Task brief >> Gather every line from the entries below that includes "accent".
** Begin Excerpted data **
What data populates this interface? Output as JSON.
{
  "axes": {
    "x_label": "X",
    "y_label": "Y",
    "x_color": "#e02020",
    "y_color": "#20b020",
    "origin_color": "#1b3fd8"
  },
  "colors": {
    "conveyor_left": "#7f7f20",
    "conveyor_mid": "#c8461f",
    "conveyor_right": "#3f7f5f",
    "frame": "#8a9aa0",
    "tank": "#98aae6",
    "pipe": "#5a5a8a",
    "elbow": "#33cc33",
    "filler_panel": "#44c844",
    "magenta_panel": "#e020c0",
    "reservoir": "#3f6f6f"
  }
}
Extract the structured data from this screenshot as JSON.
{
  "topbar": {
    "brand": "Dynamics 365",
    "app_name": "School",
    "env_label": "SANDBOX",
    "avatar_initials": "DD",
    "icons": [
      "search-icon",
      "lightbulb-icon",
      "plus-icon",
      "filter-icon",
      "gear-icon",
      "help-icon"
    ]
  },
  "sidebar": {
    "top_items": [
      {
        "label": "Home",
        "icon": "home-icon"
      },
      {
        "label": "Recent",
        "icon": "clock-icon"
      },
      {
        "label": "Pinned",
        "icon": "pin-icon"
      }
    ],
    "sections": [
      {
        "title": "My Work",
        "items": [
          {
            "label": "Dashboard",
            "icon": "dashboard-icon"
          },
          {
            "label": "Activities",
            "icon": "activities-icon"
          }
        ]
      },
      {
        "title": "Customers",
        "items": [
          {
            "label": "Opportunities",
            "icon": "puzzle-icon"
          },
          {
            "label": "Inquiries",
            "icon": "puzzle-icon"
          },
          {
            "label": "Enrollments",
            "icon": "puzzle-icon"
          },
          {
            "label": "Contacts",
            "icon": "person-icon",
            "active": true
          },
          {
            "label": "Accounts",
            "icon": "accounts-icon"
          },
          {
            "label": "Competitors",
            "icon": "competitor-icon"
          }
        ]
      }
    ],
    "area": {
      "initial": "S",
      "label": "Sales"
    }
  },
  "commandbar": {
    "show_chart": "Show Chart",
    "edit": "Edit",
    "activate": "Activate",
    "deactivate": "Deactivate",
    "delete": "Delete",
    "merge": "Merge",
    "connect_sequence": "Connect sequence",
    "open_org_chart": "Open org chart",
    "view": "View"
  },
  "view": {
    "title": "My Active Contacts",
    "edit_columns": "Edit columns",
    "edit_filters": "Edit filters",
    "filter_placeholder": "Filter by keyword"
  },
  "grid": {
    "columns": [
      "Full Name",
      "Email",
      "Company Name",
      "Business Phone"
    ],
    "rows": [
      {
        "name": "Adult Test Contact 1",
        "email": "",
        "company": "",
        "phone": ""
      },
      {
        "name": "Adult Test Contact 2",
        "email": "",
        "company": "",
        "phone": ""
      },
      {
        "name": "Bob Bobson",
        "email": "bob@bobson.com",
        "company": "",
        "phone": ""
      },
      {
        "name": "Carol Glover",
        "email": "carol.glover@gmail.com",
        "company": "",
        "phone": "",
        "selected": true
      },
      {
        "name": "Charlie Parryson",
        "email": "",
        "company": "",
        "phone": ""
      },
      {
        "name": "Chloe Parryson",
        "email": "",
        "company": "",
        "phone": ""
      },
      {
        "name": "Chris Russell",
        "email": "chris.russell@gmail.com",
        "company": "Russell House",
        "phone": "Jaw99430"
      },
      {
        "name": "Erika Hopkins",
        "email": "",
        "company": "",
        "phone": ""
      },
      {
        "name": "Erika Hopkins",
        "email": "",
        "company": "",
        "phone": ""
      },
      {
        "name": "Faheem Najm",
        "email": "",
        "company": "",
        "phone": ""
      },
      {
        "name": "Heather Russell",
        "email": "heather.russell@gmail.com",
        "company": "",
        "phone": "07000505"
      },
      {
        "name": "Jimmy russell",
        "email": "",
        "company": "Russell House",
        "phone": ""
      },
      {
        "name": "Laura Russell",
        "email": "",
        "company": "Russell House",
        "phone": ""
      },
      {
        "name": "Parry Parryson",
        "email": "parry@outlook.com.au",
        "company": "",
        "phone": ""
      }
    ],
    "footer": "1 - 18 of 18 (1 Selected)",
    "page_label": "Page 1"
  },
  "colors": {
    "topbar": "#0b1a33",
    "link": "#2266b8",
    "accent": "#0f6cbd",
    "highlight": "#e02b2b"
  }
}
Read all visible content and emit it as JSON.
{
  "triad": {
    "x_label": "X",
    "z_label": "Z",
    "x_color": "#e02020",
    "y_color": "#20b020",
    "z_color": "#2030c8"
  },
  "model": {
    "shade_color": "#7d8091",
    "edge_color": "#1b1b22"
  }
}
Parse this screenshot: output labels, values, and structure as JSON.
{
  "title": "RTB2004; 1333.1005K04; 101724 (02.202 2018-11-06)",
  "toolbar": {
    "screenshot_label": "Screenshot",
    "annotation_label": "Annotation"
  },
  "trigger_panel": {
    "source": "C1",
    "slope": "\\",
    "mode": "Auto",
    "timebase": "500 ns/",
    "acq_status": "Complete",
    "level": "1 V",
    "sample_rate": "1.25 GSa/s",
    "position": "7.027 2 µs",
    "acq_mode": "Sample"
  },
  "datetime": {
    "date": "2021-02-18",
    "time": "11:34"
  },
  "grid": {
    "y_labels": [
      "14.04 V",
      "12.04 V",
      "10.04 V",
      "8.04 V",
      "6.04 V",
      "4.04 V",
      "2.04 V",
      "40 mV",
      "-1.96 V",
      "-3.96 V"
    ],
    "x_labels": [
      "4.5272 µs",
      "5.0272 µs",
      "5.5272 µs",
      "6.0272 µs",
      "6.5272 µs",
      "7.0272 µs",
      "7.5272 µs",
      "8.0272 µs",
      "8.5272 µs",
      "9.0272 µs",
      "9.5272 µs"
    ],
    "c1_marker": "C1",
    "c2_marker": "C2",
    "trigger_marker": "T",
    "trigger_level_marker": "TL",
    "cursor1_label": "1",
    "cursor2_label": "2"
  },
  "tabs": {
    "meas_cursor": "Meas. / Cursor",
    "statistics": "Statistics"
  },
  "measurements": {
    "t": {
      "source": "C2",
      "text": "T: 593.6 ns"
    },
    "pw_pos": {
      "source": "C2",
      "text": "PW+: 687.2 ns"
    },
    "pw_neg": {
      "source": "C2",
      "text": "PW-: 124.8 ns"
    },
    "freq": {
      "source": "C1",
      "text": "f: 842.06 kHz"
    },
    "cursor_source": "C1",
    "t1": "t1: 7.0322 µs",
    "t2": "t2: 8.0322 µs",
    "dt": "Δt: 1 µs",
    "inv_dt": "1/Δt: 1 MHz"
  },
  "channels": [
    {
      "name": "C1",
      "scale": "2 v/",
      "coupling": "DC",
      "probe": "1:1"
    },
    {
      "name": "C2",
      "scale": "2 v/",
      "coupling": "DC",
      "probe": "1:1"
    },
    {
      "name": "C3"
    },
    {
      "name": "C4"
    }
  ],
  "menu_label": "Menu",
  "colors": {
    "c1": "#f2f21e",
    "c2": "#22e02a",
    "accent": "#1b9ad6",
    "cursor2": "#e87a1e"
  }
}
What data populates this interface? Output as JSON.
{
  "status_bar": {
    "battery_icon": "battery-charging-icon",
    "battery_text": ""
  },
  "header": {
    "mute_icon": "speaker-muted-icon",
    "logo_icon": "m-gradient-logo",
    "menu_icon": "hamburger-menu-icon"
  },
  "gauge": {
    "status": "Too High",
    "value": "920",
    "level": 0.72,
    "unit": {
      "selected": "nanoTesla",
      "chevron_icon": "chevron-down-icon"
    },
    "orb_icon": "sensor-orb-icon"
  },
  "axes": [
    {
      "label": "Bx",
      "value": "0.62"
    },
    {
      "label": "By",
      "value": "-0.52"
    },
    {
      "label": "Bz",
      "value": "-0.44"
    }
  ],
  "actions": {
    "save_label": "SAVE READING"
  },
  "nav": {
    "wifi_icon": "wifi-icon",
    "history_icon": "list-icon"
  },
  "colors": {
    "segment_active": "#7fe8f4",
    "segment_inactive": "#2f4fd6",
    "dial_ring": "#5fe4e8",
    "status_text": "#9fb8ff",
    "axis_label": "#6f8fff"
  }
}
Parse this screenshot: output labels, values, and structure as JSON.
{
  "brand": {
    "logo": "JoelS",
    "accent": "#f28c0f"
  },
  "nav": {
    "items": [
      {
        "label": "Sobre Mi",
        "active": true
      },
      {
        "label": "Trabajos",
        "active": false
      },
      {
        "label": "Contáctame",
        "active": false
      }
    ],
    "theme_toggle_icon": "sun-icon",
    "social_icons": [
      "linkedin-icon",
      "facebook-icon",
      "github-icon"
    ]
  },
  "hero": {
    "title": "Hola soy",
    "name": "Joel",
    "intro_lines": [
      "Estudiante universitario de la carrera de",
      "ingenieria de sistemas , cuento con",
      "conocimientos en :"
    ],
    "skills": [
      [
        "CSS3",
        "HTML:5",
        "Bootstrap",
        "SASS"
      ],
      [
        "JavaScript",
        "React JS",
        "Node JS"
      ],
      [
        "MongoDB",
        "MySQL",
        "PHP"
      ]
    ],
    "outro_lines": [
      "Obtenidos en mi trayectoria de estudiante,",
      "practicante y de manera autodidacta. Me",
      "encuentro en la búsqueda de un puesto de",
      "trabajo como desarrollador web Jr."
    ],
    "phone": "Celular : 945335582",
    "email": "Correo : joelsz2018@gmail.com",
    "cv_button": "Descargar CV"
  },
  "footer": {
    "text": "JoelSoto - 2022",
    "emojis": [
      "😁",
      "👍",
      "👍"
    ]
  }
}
** End Excerpted data **
Exercise answer >>
    "accent": "#0f6cbd",
    "accent": "#1b9ad6",
    "accent": "#f28c0f"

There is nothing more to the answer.